All lines in which the word "text" occurs are to be extracted.

##### RECORD LIST

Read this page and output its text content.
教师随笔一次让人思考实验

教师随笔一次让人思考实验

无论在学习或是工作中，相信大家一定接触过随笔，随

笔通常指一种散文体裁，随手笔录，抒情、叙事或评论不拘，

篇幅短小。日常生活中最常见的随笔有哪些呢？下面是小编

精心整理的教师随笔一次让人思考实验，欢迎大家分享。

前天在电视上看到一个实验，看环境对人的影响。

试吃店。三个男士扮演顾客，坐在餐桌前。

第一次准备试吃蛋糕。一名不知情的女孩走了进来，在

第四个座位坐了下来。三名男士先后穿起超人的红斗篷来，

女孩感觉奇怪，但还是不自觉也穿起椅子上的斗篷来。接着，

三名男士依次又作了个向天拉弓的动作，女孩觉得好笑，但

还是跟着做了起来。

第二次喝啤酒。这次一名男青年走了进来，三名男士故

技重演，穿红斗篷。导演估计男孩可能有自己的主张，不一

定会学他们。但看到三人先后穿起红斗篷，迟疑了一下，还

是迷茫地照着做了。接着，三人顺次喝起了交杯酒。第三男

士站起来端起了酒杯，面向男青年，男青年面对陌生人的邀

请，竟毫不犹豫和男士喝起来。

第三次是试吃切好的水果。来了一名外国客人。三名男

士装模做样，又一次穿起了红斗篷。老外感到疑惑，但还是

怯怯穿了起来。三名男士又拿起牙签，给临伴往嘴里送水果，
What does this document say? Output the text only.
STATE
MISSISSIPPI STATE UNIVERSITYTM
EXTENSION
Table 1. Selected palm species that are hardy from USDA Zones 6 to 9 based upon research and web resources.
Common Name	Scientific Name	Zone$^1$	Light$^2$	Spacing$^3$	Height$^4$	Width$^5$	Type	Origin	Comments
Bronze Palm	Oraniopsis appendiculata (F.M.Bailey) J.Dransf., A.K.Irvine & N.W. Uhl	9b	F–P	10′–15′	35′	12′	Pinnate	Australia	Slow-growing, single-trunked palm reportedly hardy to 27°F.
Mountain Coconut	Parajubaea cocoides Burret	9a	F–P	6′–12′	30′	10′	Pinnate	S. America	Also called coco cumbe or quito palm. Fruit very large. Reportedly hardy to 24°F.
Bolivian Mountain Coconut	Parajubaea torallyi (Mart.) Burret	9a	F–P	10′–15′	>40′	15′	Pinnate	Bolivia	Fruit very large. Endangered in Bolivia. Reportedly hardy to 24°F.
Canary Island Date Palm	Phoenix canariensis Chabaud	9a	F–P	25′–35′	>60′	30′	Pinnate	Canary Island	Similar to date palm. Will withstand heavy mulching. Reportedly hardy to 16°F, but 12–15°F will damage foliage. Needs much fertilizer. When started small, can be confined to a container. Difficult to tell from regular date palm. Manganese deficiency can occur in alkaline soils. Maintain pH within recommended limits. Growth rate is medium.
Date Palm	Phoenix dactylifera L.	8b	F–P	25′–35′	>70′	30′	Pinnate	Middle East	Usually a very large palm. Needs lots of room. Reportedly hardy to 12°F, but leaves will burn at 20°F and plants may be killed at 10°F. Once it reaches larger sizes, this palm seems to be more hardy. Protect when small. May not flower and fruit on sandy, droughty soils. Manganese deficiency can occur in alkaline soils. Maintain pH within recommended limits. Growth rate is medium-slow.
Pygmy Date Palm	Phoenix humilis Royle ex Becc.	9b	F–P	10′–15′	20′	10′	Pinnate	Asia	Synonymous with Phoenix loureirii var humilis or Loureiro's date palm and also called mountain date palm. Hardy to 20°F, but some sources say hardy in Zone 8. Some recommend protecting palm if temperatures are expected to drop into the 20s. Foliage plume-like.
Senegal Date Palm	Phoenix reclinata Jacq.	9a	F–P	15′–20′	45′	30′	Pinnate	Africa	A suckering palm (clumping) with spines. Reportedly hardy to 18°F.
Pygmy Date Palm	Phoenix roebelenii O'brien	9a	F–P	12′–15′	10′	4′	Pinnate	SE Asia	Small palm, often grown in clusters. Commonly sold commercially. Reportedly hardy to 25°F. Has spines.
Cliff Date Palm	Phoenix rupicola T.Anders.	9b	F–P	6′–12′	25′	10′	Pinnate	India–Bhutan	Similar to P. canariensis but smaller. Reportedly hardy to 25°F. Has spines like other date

##########

**ANSWER TO THE TASK:**
Read this page and output its text content.
What does this document say? Output the text only.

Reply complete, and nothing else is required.